### [What the task asks]
Check every line of the entries for "集中審理原則", and copy the lines that hold it.

### [Dataset content]

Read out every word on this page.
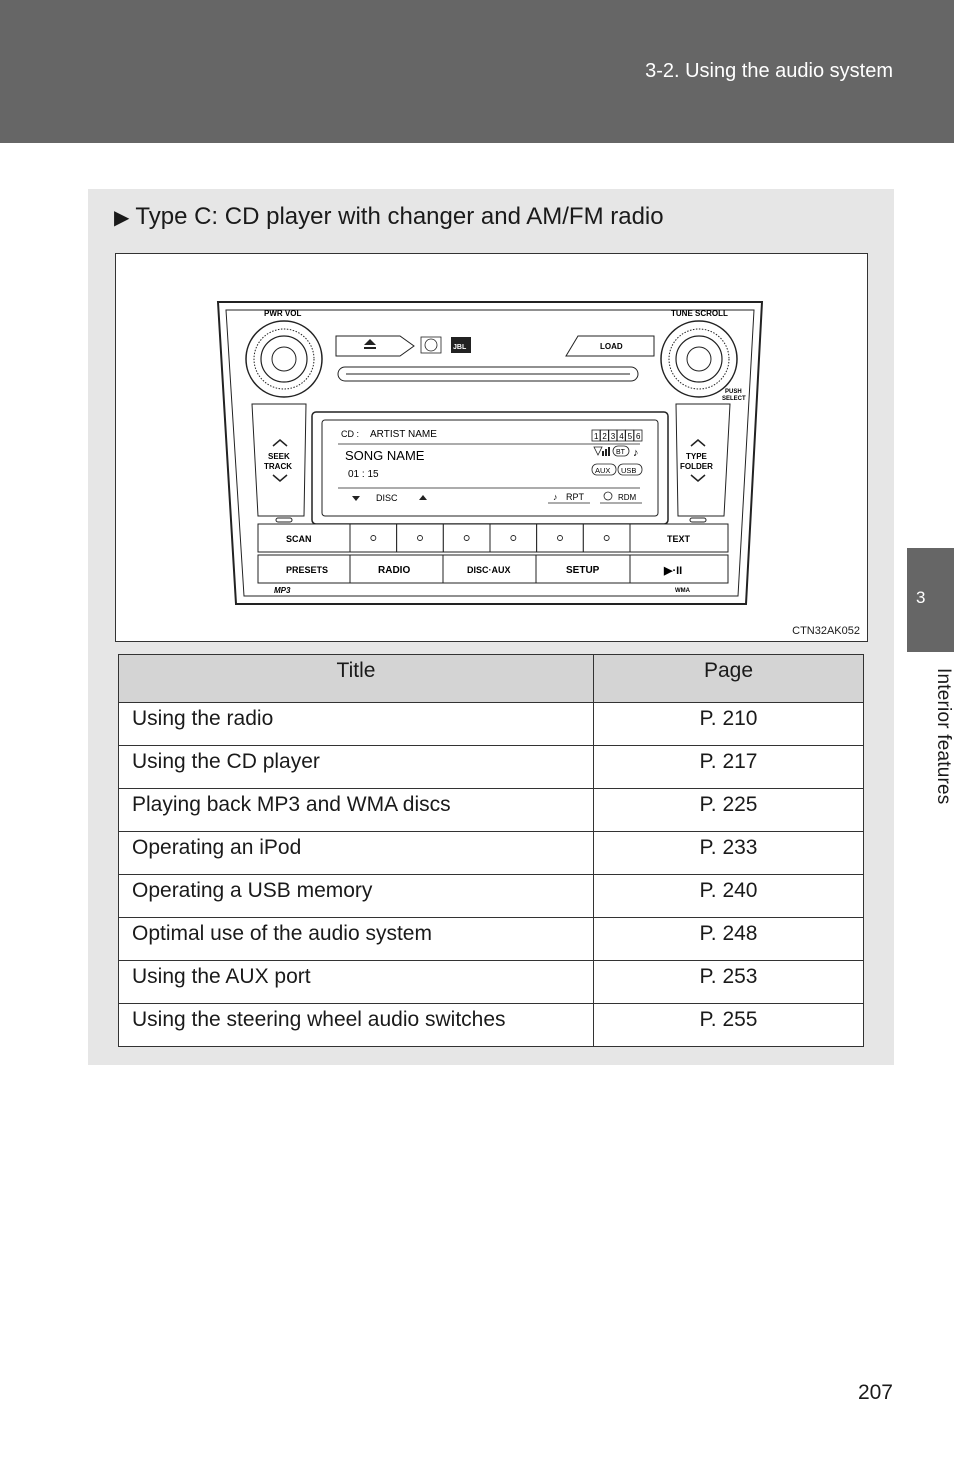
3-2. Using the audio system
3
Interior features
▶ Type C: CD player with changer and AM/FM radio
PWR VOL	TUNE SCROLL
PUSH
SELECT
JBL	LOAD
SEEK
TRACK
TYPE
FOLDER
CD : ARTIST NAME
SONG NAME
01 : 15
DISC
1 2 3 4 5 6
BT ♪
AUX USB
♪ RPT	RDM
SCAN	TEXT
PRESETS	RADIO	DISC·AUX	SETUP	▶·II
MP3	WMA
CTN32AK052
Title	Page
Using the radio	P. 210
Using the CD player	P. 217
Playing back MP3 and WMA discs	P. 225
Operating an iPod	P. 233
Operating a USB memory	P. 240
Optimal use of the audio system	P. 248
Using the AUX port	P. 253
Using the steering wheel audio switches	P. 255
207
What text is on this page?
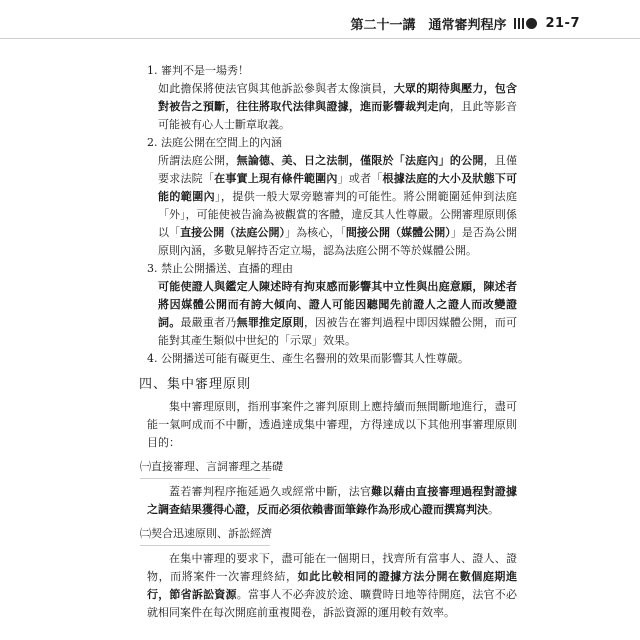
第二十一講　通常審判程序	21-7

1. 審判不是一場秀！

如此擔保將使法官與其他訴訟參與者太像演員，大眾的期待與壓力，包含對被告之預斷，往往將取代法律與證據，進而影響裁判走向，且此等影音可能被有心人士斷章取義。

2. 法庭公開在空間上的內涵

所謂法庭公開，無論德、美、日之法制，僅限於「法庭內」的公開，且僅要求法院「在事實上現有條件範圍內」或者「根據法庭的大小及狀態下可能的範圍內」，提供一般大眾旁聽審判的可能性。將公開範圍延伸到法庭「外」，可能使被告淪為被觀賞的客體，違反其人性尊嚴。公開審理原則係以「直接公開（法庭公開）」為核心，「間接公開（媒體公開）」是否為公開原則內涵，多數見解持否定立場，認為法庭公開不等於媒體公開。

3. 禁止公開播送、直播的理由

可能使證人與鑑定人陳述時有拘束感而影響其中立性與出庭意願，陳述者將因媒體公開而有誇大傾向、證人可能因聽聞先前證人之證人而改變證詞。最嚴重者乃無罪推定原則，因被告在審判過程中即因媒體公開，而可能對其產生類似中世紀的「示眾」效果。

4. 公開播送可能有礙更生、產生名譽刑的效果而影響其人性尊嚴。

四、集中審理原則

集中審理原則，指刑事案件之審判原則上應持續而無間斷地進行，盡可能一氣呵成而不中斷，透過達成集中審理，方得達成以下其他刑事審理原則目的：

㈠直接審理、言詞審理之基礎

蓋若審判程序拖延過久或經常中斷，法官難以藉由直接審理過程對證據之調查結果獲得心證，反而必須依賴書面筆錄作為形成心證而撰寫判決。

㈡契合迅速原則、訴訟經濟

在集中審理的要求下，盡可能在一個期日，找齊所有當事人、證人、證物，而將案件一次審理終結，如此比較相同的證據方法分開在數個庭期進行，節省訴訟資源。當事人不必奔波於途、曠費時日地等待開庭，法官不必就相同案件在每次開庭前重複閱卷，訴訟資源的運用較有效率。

* * *

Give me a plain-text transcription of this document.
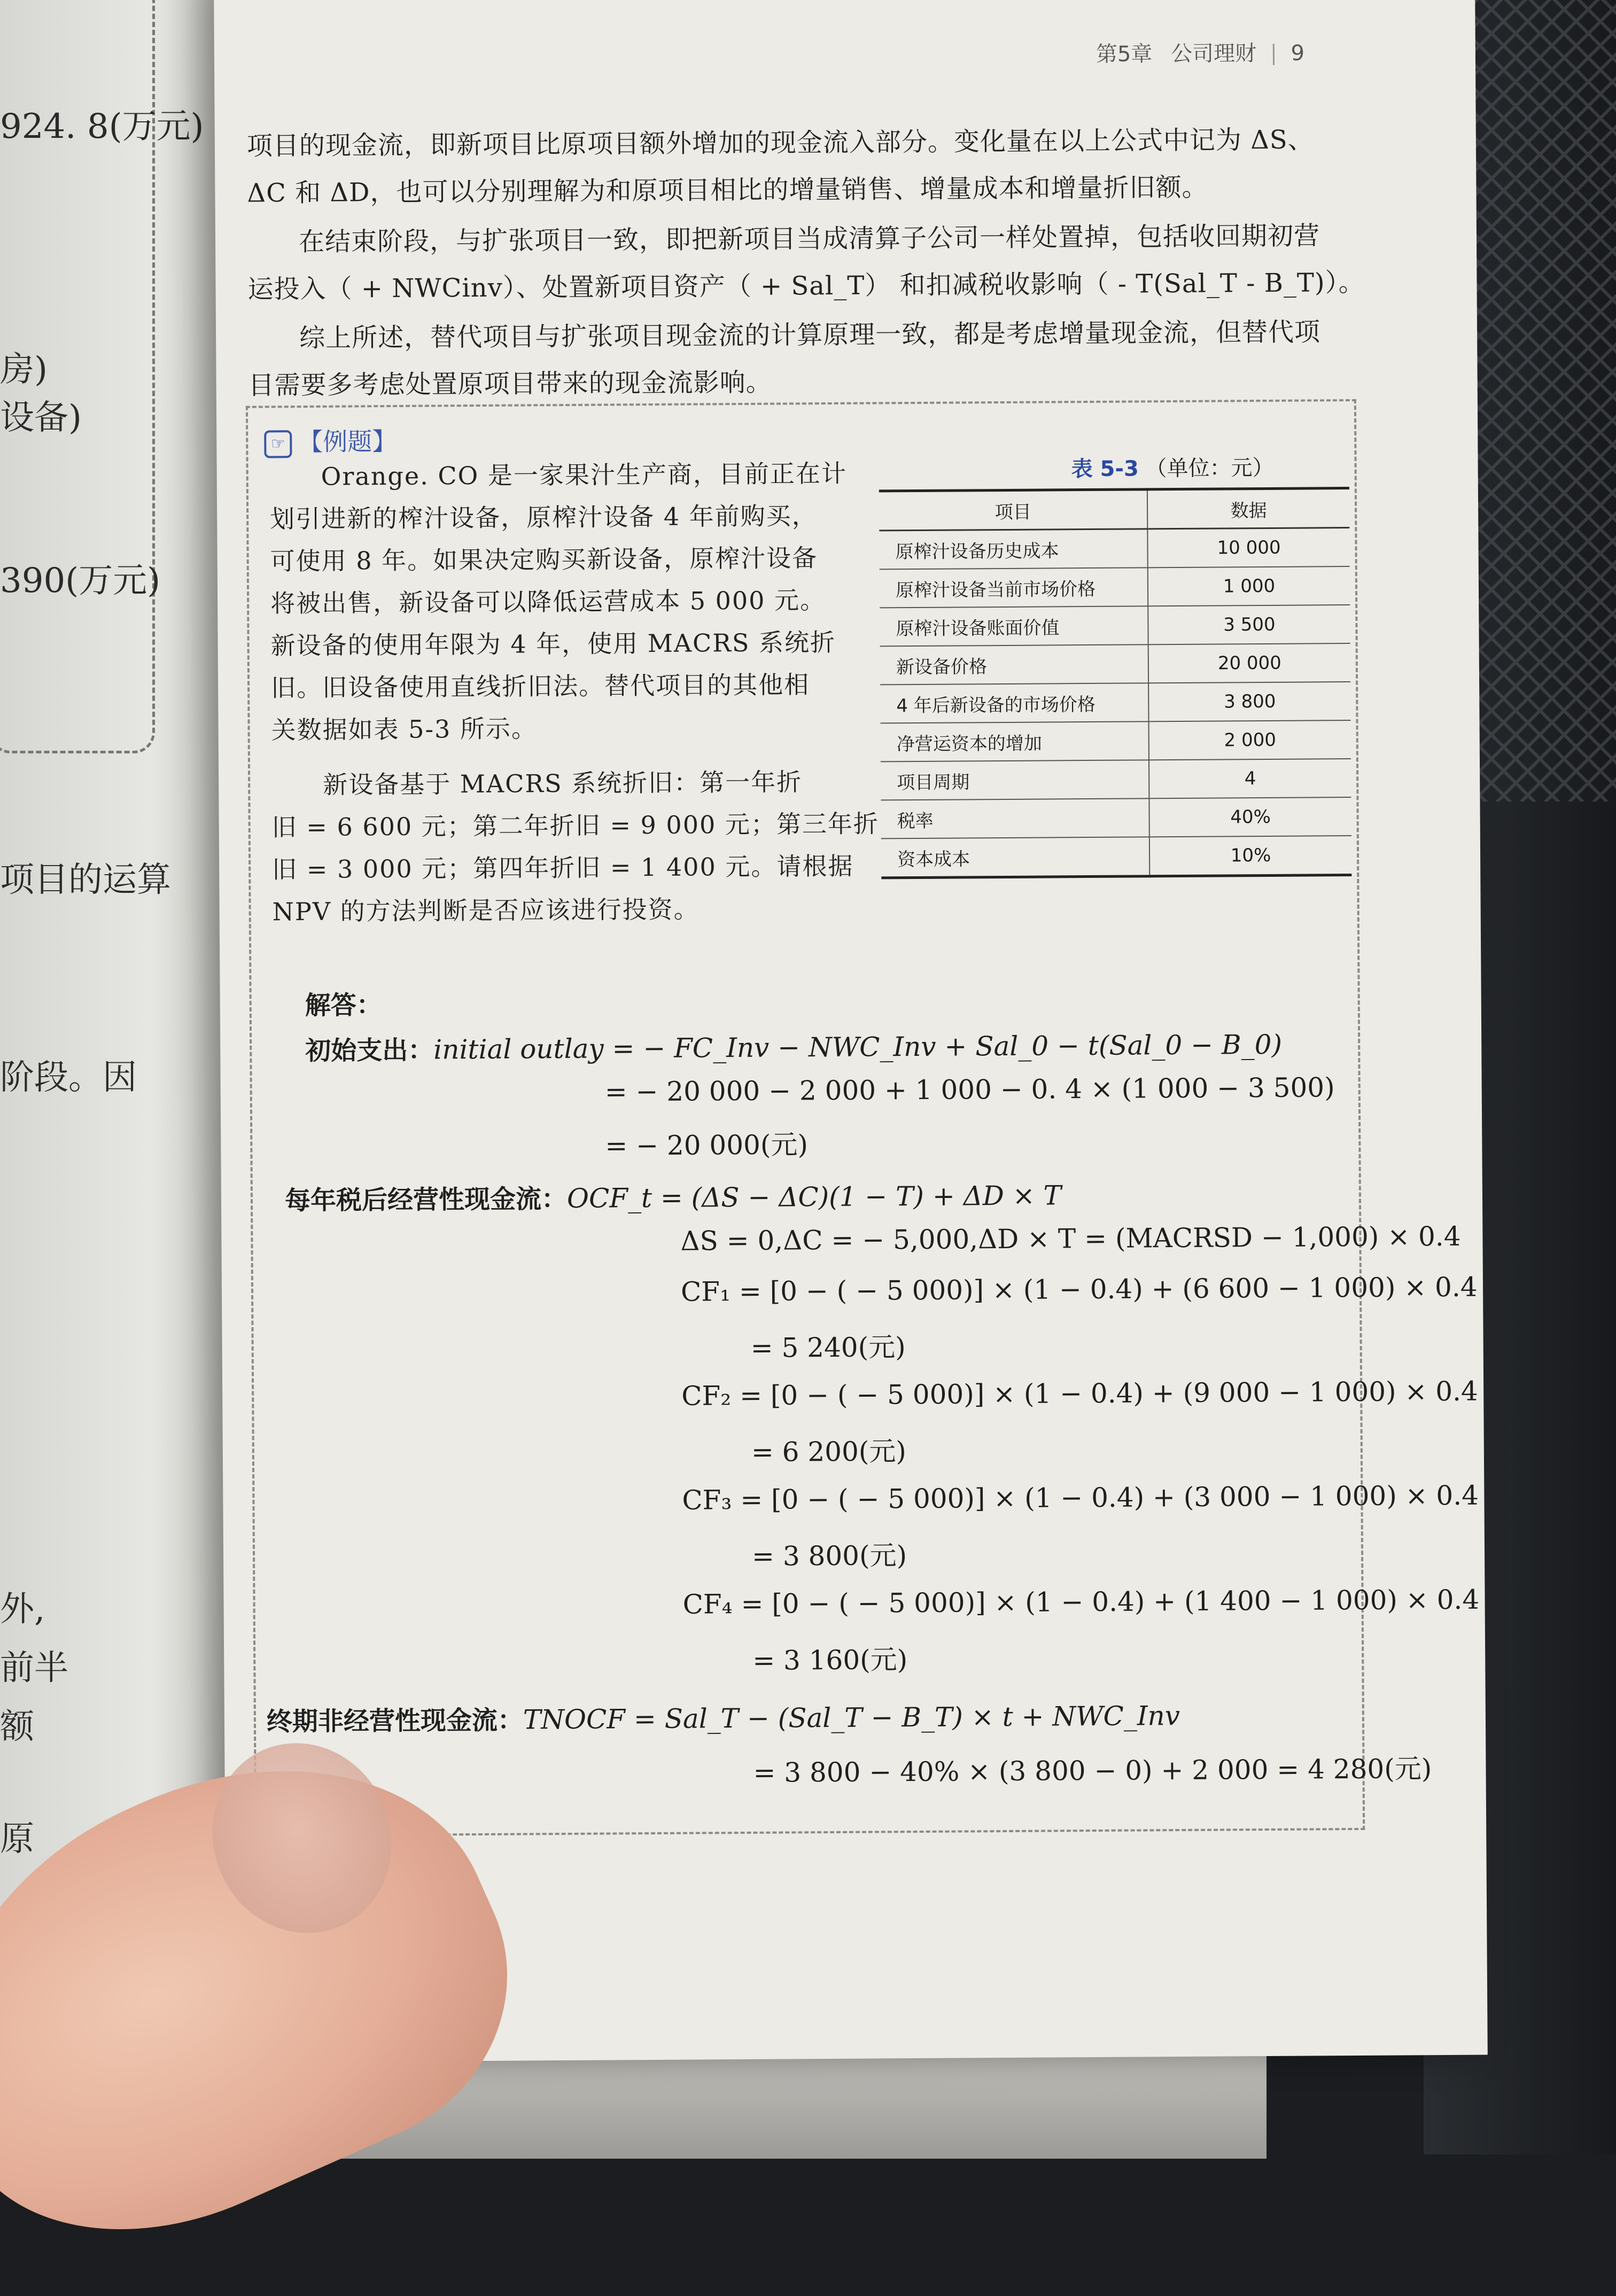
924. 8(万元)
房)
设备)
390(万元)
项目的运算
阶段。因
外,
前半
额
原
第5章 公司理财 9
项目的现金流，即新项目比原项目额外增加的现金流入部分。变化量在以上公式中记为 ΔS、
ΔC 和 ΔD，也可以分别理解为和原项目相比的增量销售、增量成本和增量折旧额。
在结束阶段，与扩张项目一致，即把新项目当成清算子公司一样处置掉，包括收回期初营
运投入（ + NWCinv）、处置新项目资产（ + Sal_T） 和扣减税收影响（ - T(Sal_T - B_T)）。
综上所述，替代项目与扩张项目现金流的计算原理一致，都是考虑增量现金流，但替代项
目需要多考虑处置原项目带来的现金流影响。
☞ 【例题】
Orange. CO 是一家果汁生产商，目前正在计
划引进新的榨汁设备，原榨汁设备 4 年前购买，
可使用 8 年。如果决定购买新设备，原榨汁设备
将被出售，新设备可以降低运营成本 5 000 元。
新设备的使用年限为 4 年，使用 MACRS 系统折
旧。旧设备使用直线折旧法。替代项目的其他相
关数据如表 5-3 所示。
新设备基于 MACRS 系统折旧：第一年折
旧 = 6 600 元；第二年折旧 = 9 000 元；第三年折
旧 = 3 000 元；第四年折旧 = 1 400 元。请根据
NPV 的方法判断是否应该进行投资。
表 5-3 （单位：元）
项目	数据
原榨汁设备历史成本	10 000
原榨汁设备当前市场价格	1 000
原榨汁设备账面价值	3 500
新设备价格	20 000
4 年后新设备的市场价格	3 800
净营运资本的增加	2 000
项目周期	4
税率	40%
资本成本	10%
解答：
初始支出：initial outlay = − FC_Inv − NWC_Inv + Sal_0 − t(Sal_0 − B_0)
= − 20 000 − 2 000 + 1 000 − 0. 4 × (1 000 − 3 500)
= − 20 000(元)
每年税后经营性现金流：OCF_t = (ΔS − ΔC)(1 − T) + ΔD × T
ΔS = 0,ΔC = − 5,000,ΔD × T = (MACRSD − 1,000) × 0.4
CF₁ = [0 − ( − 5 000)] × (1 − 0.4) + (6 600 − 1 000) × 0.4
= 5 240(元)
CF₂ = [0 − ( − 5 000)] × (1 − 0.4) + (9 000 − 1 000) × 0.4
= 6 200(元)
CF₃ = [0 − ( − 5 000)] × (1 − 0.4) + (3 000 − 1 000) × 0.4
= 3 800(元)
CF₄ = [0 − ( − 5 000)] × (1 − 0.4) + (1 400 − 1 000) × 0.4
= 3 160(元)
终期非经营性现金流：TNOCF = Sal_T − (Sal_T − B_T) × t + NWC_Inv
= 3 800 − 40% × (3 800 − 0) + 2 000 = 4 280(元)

---

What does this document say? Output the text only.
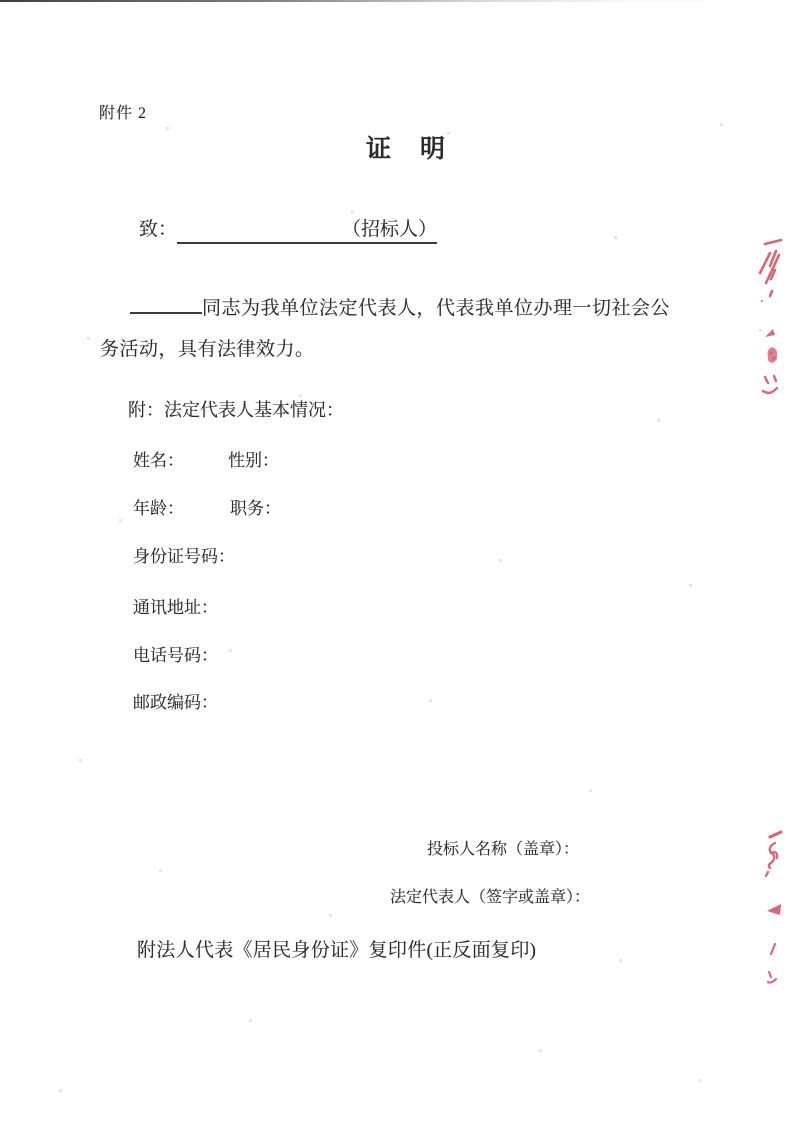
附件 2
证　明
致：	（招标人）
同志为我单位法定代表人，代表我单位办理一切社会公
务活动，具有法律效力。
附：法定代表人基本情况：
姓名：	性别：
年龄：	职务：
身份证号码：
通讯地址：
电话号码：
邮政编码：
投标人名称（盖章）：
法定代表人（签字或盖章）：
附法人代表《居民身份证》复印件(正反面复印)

### [Correct output]
四、集中審理原則
集中審理原則，指刑事案件之審判原則上應持續而無間斷地進行，盡可能一氣呵成而不中斷，透過達成集中審理，方得達成以下其他刑事審理原則目的：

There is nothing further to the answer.